── Available data

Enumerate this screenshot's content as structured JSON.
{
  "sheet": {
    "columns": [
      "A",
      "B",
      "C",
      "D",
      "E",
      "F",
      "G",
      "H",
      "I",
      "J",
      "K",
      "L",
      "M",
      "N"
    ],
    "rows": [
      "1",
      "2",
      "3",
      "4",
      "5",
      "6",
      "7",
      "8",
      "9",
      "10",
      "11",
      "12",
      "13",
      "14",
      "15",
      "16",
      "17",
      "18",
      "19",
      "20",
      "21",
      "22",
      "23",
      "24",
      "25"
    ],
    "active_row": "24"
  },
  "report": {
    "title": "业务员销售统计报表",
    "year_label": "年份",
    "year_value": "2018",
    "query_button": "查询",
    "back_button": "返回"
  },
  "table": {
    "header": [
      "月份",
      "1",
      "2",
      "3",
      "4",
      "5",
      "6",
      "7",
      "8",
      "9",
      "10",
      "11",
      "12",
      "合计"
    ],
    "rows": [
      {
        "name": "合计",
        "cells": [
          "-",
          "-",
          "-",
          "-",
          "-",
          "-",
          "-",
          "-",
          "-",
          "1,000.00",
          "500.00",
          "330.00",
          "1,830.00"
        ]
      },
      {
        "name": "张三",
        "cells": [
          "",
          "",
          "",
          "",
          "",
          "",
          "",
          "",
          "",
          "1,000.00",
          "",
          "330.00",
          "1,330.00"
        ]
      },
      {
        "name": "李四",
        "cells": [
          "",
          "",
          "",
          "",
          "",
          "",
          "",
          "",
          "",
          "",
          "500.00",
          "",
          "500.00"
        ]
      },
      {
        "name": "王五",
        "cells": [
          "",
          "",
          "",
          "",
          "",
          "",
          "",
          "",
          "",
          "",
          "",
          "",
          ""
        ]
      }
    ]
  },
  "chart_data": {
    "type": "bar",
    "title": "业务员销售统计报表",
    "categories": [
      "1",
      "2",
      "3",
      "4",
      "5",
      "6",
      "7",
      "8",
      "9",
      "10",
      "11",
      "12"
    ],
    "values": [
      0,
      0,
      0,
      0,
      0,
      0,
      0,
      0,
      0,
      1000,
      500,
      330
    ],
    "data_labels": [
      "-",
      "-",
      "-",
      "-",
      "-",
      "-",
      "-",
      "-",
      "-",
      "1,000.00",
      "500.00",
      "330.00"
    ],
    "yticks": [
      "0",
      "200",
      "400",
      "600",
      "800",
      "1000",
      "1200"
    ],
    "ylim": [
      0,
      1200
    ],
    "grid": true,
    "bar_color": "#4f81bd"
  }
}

────

_Set task_.
Make an exact copy of every entry.

_Correct response_.
Enumerate this screenshot's content as structured JSON.
{
  "sheet": {
    "columns": [
      "A",
      "B",
      "C",
      "D",
      "E",
      "F",
      "G",
      "H",
      "I",
      "J",
      "K",
      "L",
      "M",
      "N"
    ],
    "rows": [
      "1",
      "2",
      "3",
      "4",
      "5",
      "6",
      "7",
      "8",
      "9",
      "10",
      "11",
      "12",
      "13",
      "14",
      "15",
      "16",
      "17",
      "18",
      "19",
      "20",
      "21",
      "22",
      "23",
      "24",
      "25"
    ],
    "active_row": "24"
  },
  "report": {
    "title": "业务员销售统计报表",
    "year_label": "年份",
    "year_value": "2018",
    "query_button": "查询",
    "back_button": "返回"
  },
  "table": {
    "header": [
      "月份",
      "1",
      "2",
      "3",
      "4",
      "5",
      "6",
      "7",
      "8",
      "9",
      "10",
      "11",
      "12",
      "合计"
    ],
    "rows": [
      {
        "name": "合计",
        "cells": [
          "-",
          "-",
          "-",
          "-",
          "-",
          "-",
          "-",
          "-",
          "-",
          "1,000.00",
          "500.00",
          "330.00",
          "1,830.00"
        ]
      },
      {
        "name": "张三",
        "cells": [
          "",
          "",
          "",
          "",
          "",
          "",
          "",
          "",
          "",
          "1,000.00",
          "",
          "330.00",
          "1,330.00"
        ]
      },
      {
        "name": "李四",
        "cells": [
          "",
          "",
          "",
          "",
          "",
          "",
          "",
          "",
          "",
          "",
          "500.00",
          "",
          "500.00"
        ]
      },
      {
        "name": "王五",
        "cells": [
          "",
          "",
          "",
          "",
          "",
          "",
          "",
          "",
          "",
          "",
          "",
          "",
          ""
        ]
      }
    ]
  },
  "chart_data": {
    "type": "bar",
    "title": "业务员销售统计报表",
    "categories": [
      "1",
      "2",
      "3",
      "4",
      "5",
      "6",
      "7",
      "8",
      "9",
      "10",
      "11",
      "12"
    ],
    "values": [
      0,
      0,
      0,
      0,
      0,
      0,
      0,
      0,
      0,
      1000,
      500,
      330
    ],
    "data_labels": [
      "-",
      "-",
      "-",
      "-",
      "-",
      "-",
      "-",
      "-",
      "-",
      "1,000.00",
      "500.00",
      "330.00"
    ],
    "yticks": [
      "0",
      "200",
      "400",
      "600",
      "800",
      "1000",
      "1200"
    ],
    "ylim": [
      0,
      1200
    ],
    "grid": true,
    "bar_color": "#4f81bd"
  }
}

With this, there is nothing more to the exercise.